Retype the data that follows line by line, exactly, and leave its pictures out.

Data in this exercise -

--------------------------------------------------

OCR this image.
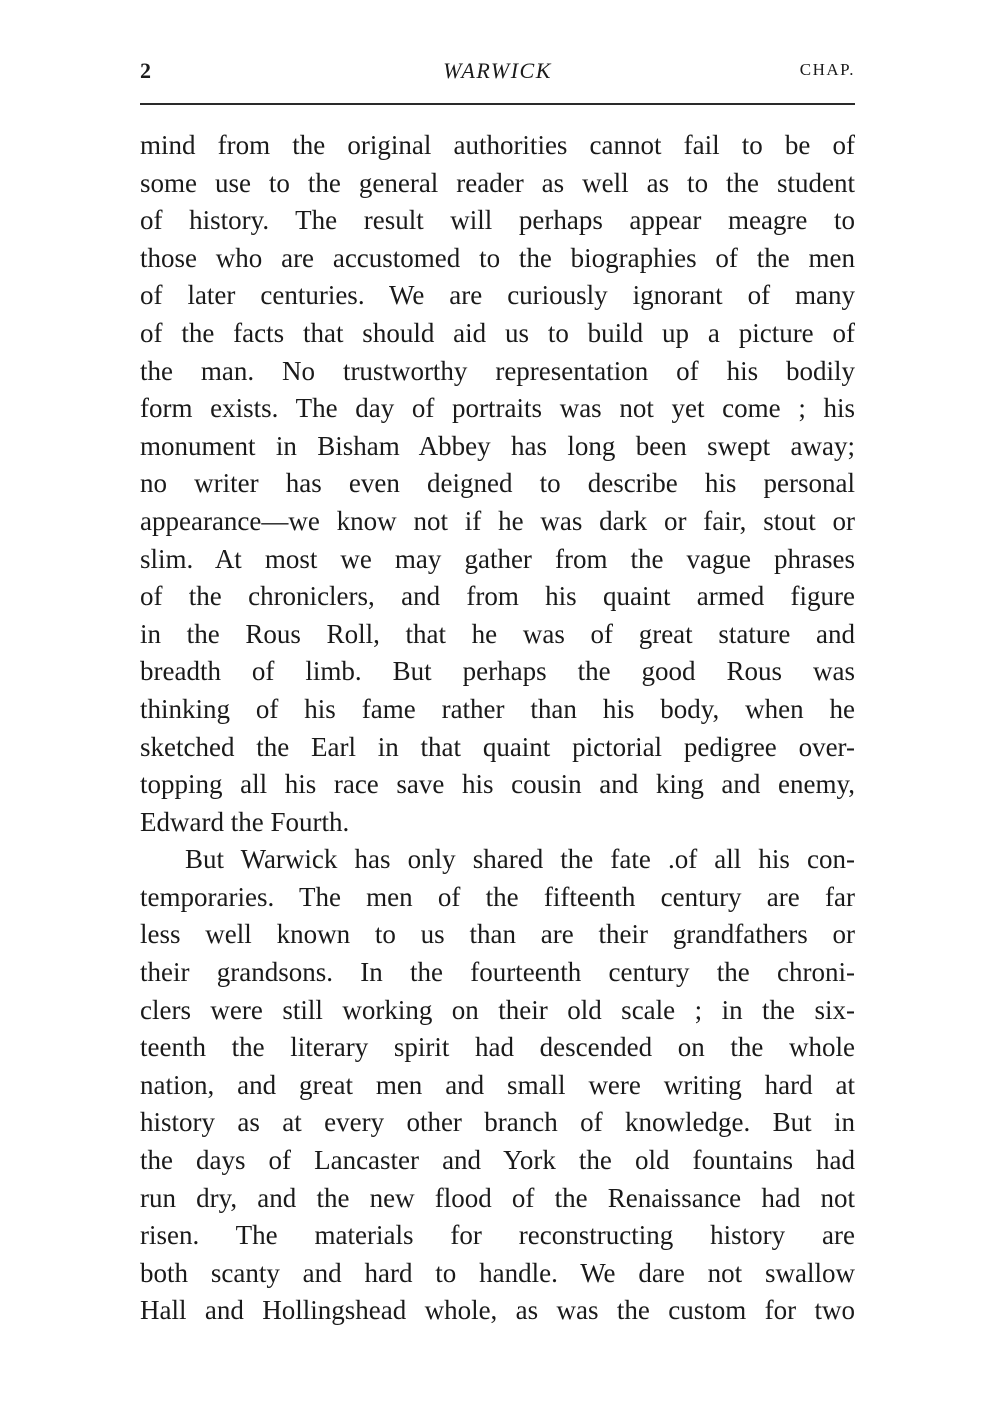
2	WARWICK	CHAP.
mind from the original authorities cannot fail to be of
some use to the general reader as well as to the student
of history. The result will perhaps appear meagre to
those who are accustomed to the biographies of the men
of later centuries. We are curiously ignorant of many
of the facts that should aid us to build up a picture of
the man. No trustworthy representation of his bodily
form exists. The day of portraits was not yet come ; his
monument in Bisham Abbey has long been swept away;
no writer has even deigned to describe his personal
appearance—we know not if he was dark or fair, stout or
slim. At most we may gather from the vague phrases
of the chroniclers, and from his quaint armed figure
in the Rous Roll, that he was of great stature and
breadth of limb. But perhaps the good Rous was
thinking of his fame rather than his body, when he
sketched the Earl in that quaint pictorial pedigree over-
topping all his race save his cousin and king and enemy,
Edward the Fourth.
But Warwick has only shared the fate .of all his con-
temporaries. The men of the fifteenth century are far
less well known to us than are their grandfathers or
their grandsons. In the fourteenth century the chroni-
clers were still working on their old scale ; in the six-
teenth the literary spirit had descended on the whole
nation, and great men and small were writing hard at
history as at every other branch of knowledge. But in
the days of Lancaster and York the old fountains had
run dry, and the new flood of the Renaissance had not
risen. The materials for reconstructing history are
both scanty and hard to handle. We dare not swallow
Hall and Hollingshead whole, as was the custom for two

--------------------------------------------------

Written response -
OCR this image.
2	WARWICK	CHAP.
mind from the original authorities cannot fail to be of
some use to the general reader as well as to the student
of history. The result will perhaps appear meagre to
those who are accustomed to the biographies of the men
of later centuries. We are curiously ignorant of many
of the facts that should aid us to build up a picture of
the man. No trustworthy representation of his bodily
form exists. The day of portraits was not yet come ; his
monument in Bisham Abbey has long been swept away;
no writer has even deigned to describe his personal
appearance—we know not if he was dark or fair, stout or
slim. At most we may gather from the vague phrases
of the chroniclers, and from his quaint armed figure
in the Rous Roll, that he was of great stature and
breadth of limb. But perhaps the good Rous was
thinking of his fame rather than his body, when he
sketched the Earl in that quaint pictorial pedigree over-
topping all his race save his cousin and king and enemy,
Edward the Fourth.
But Warwick has only shared the fate .of all his con-
temporaries. The men of the fifteenth century are far
less well known to us than are their grandfathers or
their grandsons. In the fourteenth century the chroni-
clers were still working on their old scale ; in the six-
teenth the literary spirit had descended on the whole
nation, and great men and small were writing hard at
history as at every other branch of knowledge. But in
the days of Lancaster and York the old fountains had
run dry, and the new flood of the Renaissance had not
risen. The materials for reconstructing history are
both scanty and hard to handle. We dare not swallow
Hall and Hollingshead whole, as was the custom for two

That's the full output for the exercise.